AIM
Every record must be repeated exactly, with no omission.

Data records
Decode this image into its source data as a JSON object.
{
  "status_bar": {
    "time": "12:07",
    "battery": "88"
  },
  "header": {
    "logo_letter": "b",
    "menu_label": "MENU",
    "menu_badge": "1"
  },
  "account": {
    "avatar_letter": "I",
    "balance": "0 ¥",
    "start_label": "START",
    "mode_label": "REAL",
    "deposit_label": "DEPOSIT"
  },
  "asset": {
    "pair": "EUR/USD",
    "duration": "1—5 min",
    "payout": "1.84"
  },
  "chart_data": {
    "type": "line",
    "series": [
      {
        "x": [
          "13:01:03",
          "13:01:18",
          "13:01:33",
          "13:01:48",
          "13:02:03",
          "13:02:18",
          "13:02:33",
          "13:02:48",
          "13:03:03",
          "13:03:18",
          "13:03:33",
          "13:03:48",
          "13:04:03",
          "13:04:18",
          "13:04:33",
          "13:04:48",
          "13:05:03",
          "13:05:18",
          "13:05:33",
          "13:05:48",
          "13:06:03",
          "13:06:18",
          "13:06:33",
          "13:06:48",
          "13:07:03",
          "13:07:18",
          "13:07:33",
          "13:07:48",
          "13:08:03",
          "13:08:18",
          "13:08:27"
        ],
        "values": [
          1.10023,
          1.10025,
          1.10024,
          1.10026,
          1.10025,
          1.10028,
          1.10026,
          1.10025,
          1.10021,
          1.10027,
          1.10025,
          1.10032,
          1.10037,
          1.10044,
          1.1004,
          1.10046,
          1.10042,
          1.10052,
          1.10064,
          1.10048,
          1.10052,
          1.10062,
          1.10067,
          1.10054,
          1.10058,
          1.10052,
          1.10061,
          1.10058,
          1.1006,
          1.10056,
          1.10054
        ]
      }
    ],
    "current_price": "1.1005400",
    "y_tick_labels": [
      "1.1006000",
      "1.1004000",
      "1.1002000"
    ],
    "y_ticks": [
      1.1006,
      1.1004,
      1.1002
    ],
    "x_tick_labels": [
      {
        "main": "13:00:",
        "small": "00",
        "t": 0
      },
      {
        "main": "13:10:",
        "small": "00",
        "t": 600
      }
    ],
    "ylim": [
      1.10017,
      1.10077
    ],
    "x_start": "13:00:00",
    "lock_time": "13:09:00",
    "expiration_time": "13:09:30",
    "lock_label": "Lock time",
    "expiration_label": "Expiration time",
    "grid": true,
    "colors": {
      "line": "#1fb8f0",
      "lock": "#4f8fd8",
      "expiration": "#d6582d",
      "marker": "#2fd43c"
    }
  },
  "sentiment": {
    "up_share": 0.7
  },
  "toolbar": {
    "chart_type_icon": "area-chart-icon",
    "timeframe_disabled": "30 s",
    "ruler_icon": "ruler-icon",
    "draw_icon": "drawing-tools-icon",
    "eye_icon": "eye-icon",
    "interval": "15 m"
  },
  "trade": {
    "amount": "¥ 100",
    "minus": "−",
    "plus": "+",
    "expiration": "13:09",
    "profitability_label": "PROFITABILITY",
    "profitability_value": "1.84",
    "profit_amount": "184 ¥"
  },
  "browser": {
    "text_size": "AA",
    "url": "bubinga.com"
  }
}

SOLUTION TO THIS EXERCISE
Decode this image into its source data as a JSON object.
{
  "status_bar": {
    "time": "12:07",
    "battery": "88"
  },
  "header": {
    "logo_letter": "b",
    "menu_label": "MENU",
    "menu_badge": "1"
  },
  "account": {
    "avatar_letter": "I",
    "balance": "0 ¥",
    "start_label": "START",
    "mode_label": "REAL",
    "deposit_label": "DEPOSIT"
  },
  "asset": {
    "pair": "EUR/USD",
    "duration": "1—5 min",
    "payout": "1.84"
  },
  "chart_data": {
    "type": "line",
    "series": [
      {
        "x": [
          "13:01:03",
          "13:01:18",
          "13:01:33",
          "13:01:48",
          "13:02:03",
          "13:02:18",
          "13:02:33",
          "13:02:48",
          "13:03:03",
          "13:03:18",
          "13:03:33",
          "13:03:48",
          "13:04:03",
          "13:04:18",
          "13:04:33",
          "13:04:48",
          "13:05:03",
          "13:05:18",
          "13:05:33",
          "13:05:48",
          "13:06:03",
          "13:06:18",
          "13:06:33",
          "13:06:48",
          "13:07:03",
          "13:07:18",
          "13:07:33",
          "13:07:48",
          "13:08:03",
          "13:08:18",
          "13:08:27"
        ],
        "values": [
          1.10023,
          1.10025,
          1.10024,
          1.10026,
          1.10025,
          1.10028,
          1.10026,
          1.10025,
          1.10021,
          1.10027,
          1.10025,
          1.10032,
          1.10037,
          1.10044,
          1.1004,
          1.10046,
          1.10042,
          1.10052,
          1.10064,
          1.10048,
          1.10052,
          1.10062,
          1.10067,
          1.10054,
          1.10058,
          1.10052,
          1.10061,
          1.10058,
          1.1006,
          1.10056,
          1.10054
        ]
      }
    ],
    "current_price": "1.1005400",
    "y_tick_labels": [
      "1.1006000",
      "1.1004000",
      "1.1002000"
    ],
    "y_ticks": [
      1.1006,
      1.1004,
      1.1002
    ],
    "x_tick_labels": [
      {
        "main": "13:00:",
        "small": "00",
        "t": 0
      },
      {
        "main": "13:10:",
        "small": "00",
        "t": 600
      }
    ],
    "ylim": [
      1.10017,
      1.10077
    ],
    "x_start": "13:00:00",
    "lock_time": "13:09:00",
    "expiration_time": "13:09:30",
    "lock_label": "Lock time",
    "expiration_label": "Expiration time",
    "grid": true,
    "colors": {
      "line": "#1fb8f0",
      "lock": "#4f8fd8",
      "expiration": "#d6582d",
      "marker": "#2fd43c"
    }
  },
  "sentiment": {
    "up_share": 0.7
  },
  "toolbar": {
    "chart_type_icon": "area-chart-icon",
    "timeframe_disabled": "30 s",
    "ruler_icon": "ruler-icon",
    "draw_icon": "drawing-tools-icon",
    "eye_icon": "eye-icon",
    "interval": "15 m"
  },
  "trade": {
    "amount": "¥ 100",
    "minus": "−",
    "plus": "+",
    "expiration": "13:09",
    "profitability_label": "PROFITABILITY",
    "profitability_value": "1.84",
    "profit_amount": "184 ¥"
  },
  "browser": {
    "text_size": "AA",
    "url": "bubinga.com"
  }
}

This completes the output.